* Your goal
Filter the listing and keep only the lines with the word "relative".

* Supplied data
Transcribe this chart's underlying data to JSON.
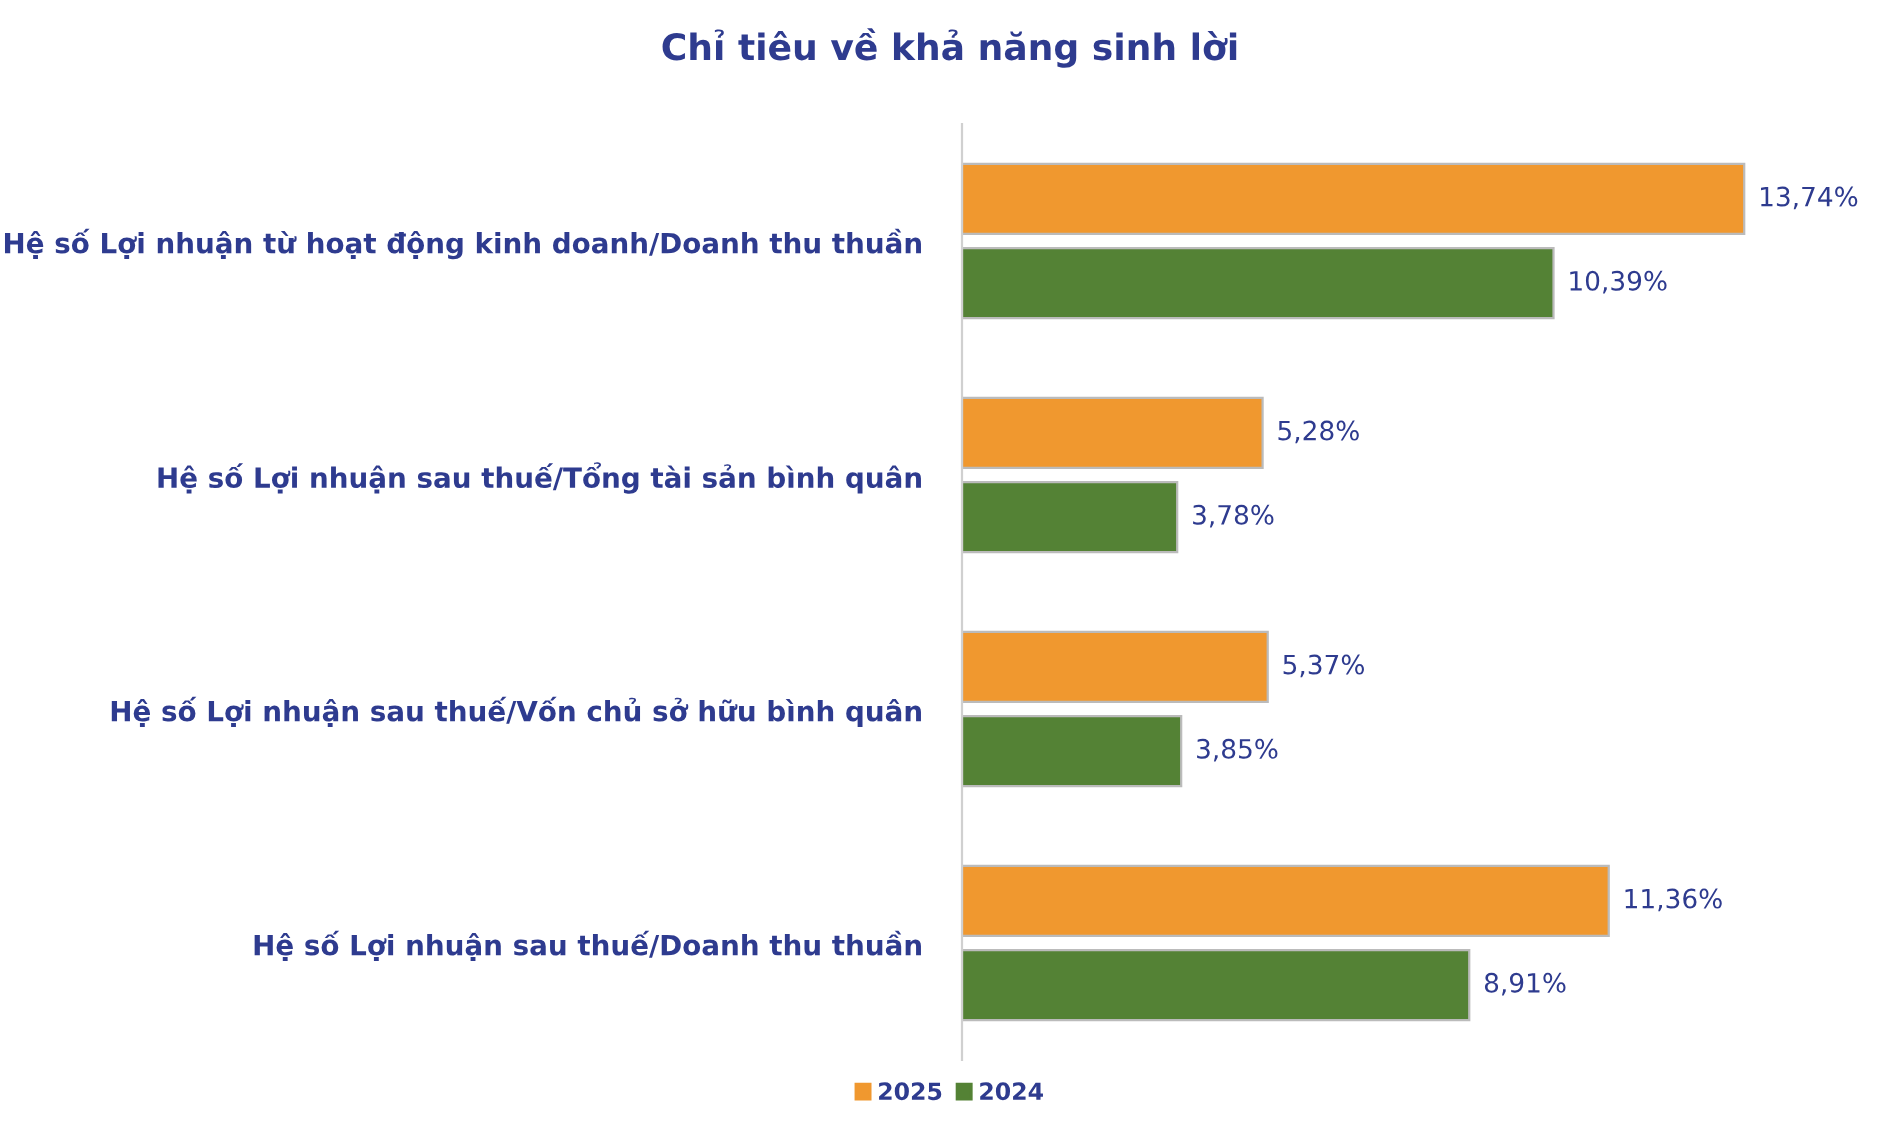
{
  "chart_data": {
    "type": "bar",
    "orientation": "horizontal",
    "title": "Chỉ tiêu về khả năng sinh lời",
    "categories": [
      "Hệ số Lợi nhuận từ hoạt động kinh doanh/Doanh thu thuần",
      "Hệ số Lợi nhuận sau thuế/Tổng tài sản bình quân",
      "Hệ số Lợi nhuận sau thuế/Vốn chủ sở hữu bình quân",
      "Hệ số Lợi nhuận sau thuế/Doanh thu thuần"
    ],
    "series": [
      {
        "name": "2025",
        "color": "#f0982f",
        "values": [
          13.74,
          5.28,
          5.37,
          11.36
        ],
        "value_labels": [
          "13,74%",
          "5,28%",
          "5,37%",
          "11,36%"
        ]
      },
      {
        "name": "2024",
        "color": "#548235",
        "values": [
          10.39,
          3.78,
          3.85,
          8.91
        ],
        "value_labels": [
          "10,39%",
          "3,78%",
          "3,85%",
          "8,91%"
        ]
      }
    ],
    "legend": "bottom",
    "grid": false
  }
}
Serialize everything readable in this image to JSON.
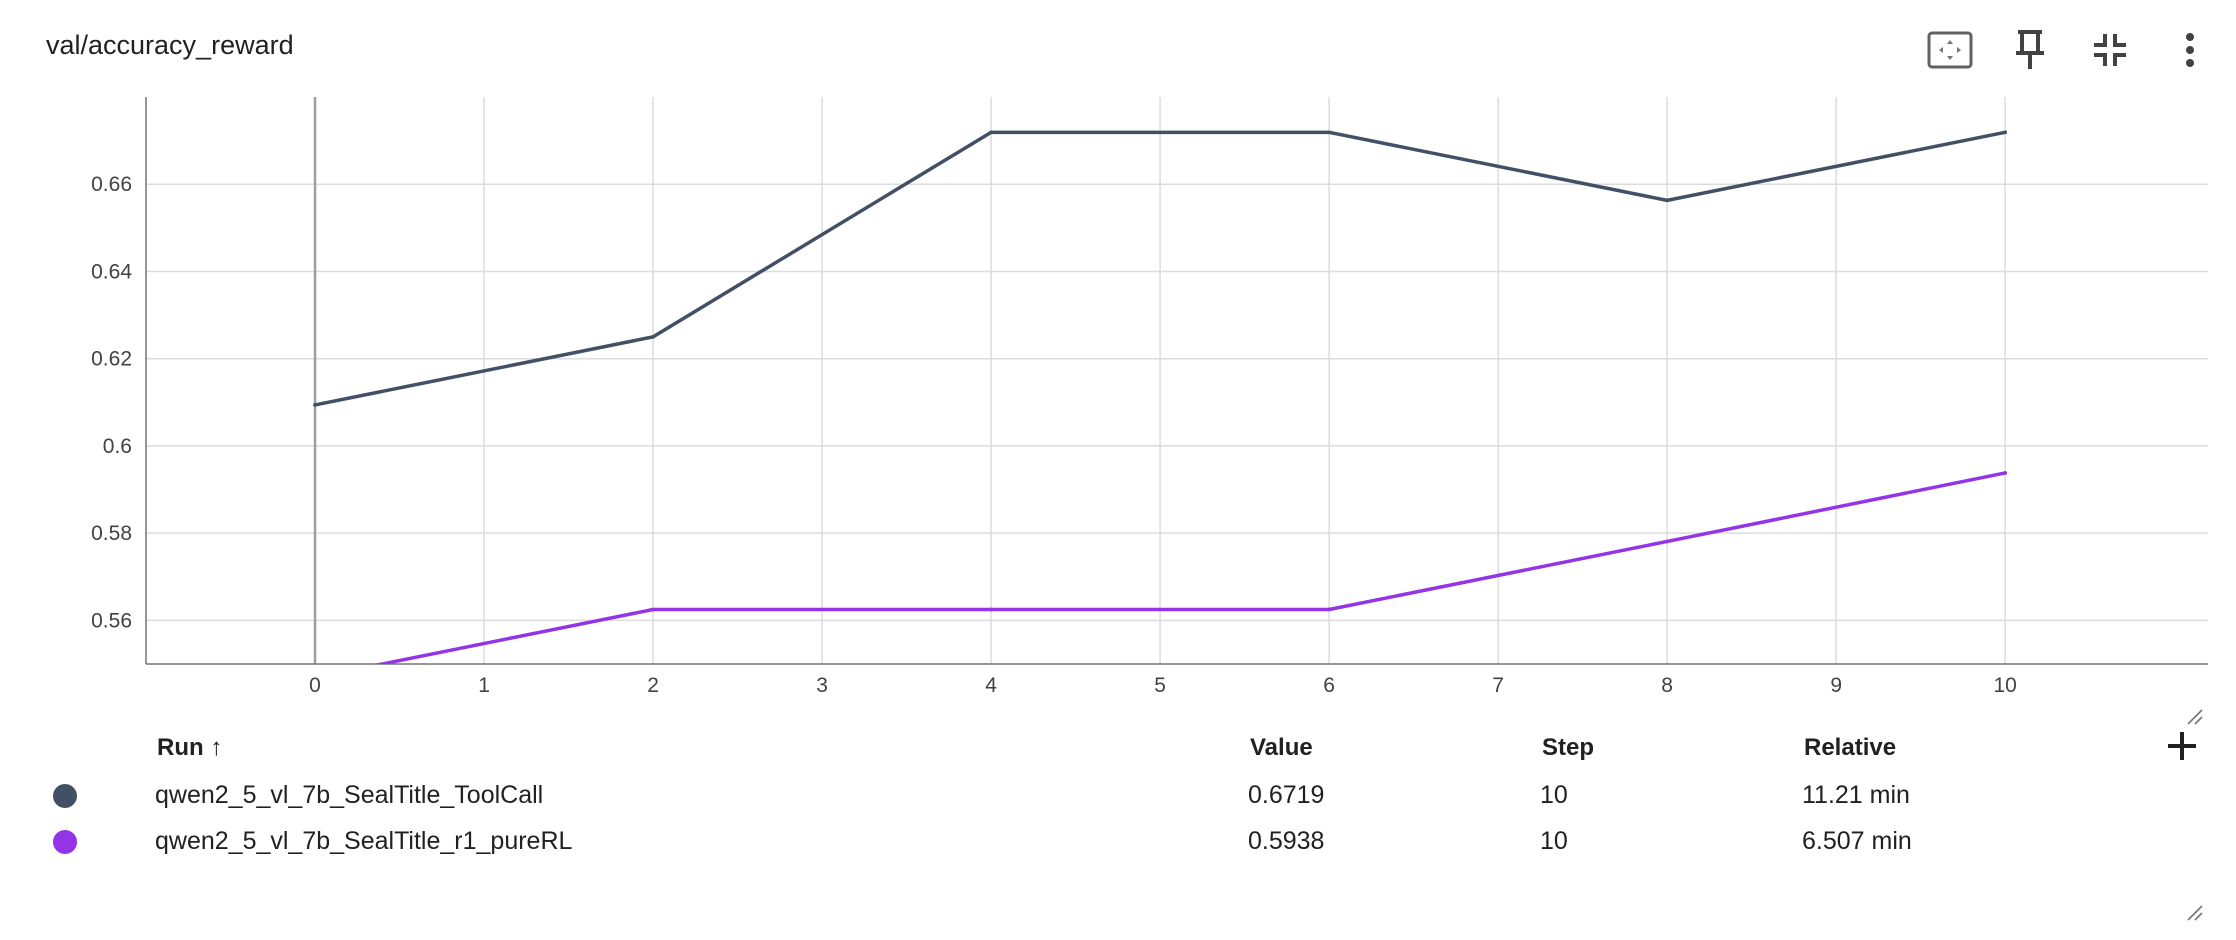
{
  "card": {
    "title": "val/accuracy_reward"
  },
  "toolbar": {
    "fit_icon": "fit-domain-icon",
    "pin_icon": "pin-icon",
    "collapse_icon": "collapse-icon",
    "more_icon": "more-vert-icon"
  },
  "chart_data": {
    "type": "line",
    "title": "val/accuracy_reward",
    "xlabel": "",
    "ylabel": "",
    "xlim": [
      -1,
      11.2
    ],
    "ylim": [
      0.55,
      0.68
    ],
    "x_ticks": [
      0,
      1,
      2,
      3,
      4,
      5,
      6,
      7,
      8,
      9,
      10
    ],
    "y_ticks": [
      0.56,
      0.58,
      0.6,
      0.62,
      0.64,
      0.66
    ],
    "y_tick_labels": [
      "0.56",
      "0.58",
      "0.6",
      "0.62",
      "0.64",
      "0.66"
    ],
    "grid": true,
    "series": [
      {
        "name": "qwen2_5_vl_7b_SealTitle_ToolCall",
        "color": "#425066",
        "x": [
          0,
          2,
          4,
          6,
          8,
          10
        ],
        "values": [
          0.6094,
          0.625,
          0.6719,
          0.6719,
          0.6563,
          0.6719
        ]
      },
      {
        "name": "qwen2_5_vl_7b_SealTitle_r1_pureRL",
        "color": "#9334e6",
        "x": [
          0,
          2,
          4,
          6,
          8,
          10
        ],
        "values": [
          0.5469,
          0.5625,
          0.5625,
          0.5625,
          0.5781,
          0.5938
        ]
      }
    ]
  },
  "table": {
    "headers": {
      "run": "Run ↑",
      "value": "Value",
      "step": "Step",
      "relative": "Relative"
    },
    "rows": [
      {
        "color": "#425066",
        "run": "qwen2_5_vl_7b_SealTitle_ToolCall",
        "value": "0.6719",
        "step": "10",
        "relative": "11.21 min"
      },
      {
        "color": "#9334e6",
        "run": "qwen2_5_vl_7b_SealTitle_r1_pureRL",
        "value": "0.5938",
        "step": "10",
        "relative": "6.507 min"
      }
    ]
  }
}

* Solution for this exercise
      "relative": "Relative"
        "relative": "11.21 min"
        "relative": "6.507 min"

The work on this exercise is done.